> _WHAT NEEDS TO BE DONE_: Please write out exactly the lines that begin at the line containing "Enumerate this screenshot's" and run to the end of the records.

> _EXCERPTED DATA_:
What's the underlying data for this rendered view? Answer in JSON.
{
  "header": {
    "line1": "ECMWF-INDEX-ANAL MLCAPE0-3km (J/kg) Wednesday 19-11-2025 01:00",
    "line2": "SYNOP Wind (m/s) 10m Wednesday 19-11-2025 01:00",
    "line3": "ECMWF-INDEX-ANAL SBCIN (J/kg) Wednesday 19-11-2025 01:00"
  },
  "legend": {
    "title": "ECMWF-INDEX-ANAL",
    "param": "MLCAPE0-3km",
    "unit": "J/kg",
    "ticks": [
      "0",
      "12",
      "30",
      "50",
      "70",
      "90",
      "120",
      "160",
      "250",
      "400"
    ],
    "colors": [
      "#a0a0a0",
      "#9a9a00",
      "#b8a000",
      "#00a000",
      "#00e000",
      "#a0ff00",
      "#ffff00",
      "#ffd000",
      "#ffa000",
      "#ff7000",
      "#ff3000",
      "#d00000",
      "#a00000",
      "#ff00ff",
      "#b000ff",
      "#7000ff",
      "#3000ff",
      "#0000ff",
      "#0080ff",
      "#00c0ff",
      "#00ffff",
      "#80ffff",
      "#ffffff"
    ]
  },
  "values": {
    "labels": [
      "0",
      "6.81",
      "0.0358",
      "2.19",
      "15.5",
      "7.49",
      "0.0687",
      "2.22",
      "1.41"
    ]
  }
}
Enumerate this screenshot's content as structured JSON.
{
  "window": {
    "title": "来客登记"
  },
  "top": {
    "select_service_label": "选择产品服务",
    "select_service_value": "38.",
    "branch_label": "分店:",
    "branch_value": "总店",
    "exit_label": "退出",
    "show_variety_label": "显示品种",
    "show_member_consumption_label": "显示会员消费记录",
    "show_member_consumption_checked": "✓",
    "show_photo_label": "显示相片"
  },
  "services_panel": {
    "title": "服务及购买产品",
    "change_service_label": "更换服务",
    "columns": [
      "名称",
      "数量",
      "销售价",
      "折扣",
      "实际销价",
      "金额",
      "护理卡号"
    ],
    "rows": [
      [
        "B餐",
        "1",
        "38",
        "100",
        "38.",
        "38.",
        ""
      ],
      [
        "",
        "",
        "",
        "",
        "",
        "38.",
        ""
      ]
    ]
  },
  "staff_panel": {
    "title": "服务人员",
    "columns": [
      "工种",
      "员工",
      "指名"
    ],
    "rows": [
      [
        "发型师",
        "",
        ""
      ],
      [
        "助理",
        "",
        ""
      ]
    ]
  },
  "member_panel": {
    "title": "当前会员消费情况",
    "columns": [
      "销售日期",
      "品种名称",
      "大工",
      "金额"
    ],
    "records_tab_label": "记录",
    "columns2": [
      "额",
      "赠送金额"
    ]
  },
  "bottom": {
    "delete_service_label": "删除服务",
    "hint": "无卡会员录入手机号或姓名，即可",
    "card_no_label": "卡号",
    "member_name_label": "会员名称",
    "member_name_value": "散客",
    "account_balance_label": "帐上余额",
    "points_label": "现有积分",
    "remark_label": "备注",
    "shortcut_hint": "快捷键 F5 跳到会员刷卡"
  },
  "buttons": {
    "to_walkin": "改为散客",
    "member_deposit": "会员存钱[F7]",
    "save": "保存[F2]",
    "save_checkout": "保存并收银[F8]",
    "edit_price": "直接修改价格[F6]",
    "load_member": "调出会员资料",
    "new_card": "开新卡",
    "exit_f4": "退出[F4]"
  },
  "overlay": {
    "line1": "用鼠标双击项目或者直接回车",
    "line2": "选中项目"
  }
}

> _WORKED ANSWER_:
Enumerate this screenshot's content as structured JSON.
{
  "window": {
    "title": "来客登记"
  },
  "top": {
    "select_service_label": "选择产品服务",
    "select_service_value": "38.",
    "branch_label": "分店:",
    "branch_value": "总店",
    "exit_label": "退出",
    "show_variety_label": "显示品种",
    "show_member_consumption_label": "显示会员消费记录",
    "show_member_consumption_checked": "✓",
    "show_photo_label": "显示相片"
  },
  "services_panel": {
    "title": "服务及购买产品",
    "change_service_label": "更换服务",
    "columns": [
      "名称",
      "数量",
      "销售价",
      "折扣",
      "实际销价",
      "金额",
      "护理卡号"
    ],
    "rows": [
      [
        "B餐",
        "1",
        "38",
        "100",
        "38.",
        "38.",
        ""
      ],
      [
        "",
        "",
        "",
        "",
        "",
        "38.",
        ""
      ]
    ]
  },
  "staff_panel": {
    "title": "服务人员",
    "columns": [
      "工种",
      "员工",
      "指名"
    ],
    "rows": [
      [
        "发型师",
        "",
        ""
      ],
      [
        "助理",
        "",
        ""
      ]
    ]
  },
  "member_panel": {
    "title": "当前会员消费情况",
    "columns": [
      "销售日期",
      "品种名称",
      "大工",
      "金额"
    ],
    "records_tab_label": "记录",
    "columns2": [
      "额",
      "赠送金额"
    ]
  },
  "bottom": {
    "delete_service_label": "删除服务",
    "hint": "无卡会员录入手机号或姓名，即可",
    "card_no_label": "卡号",
    "member_name_label": "会员名称",
    "member_name_value": "散客",
    "account_balance_label": "帐上余额",
    "points_label": "现有积分",
    "remark_label": "备注",
    "shortcut_hint": "快捷键 F5 跳到会员刷卡"
  },
  "buttons": {
    "to_walkin": "改为散客",
    "member_deposit": "会员存钱[F7]",
    "save": "保存[F2]",
    "save_checkout": "保存并收银[F8]",
    "edit_price": "直接修改价格[F6]",
    "load_member": "调出会员资料",
    "new_card": "开新卡",
    "exit_f4": "退出[F4]"
  },
  "overlay": {
    "line1": "用鼠标双击项目或者直接回车",
    "line2": "选中项目"
  }
}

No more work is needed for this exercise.